- Problem statement -
Please state how many lines in the records contain the string "JSON", with no words besides the number.

- Dataset content -
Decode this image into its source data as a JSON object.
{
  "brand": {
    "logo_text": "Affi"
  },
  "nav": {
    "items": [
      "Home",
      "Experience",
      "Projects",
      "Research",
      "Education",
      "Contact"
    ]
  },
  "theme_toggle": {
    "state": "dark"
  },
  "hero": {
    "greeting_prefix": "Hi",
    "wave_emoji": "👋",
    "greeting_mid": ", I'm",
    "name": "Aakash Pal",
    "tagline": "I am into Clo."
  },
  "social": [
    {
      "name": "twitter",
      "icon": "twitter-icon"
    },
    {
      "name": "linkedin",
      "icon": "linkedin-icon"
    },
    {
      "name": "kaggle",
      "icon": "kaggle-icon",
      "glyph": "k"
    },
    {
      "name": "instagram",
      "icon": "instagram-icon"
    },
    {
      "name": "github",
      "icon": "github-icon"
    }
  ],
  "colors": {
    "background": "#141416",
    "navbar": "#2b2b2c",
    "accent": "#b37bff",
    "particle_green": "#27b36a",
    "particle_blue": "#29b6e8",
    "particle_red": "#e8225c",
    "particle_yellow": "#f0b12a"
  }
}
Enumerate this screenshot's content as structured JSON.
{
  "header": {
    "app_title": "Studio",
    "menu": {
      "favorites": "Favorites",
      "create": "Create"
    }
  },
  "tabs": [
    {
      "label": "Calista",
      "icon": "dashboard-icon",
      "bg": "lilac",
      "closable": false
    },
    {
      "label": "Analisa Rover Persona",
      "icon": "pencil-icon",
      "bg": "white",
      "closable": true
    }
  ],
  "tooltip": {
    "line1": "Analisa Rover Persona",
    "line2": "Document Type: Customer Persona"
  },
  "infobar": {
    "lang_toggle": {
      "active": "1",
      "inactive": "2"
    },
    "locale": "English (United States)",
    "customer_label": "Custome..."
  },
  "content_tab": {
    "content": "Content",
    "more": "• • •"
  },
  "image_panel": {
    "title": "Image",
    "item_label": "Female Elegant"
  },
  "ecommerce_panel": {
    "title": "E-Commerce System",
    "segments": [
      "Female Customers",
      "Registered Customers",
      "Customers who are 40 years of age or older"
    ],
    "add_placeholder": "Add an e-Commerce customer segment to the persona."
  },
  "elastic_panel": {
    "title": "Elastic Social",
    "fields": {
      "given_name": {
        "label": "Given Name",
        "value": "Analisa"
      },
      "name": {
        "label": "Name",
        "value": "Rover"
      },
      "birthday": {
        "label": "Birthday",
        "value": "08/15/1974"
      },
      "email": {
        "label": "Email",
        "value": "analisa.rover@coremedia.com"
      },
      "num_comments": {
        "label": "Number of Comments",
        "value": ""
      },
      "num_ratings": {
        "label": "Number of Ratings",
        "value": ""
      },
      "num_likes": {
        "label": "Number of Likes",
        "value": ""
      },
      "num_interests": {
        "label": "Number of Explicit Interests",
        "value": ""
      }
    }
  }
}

- Solved exercise -
2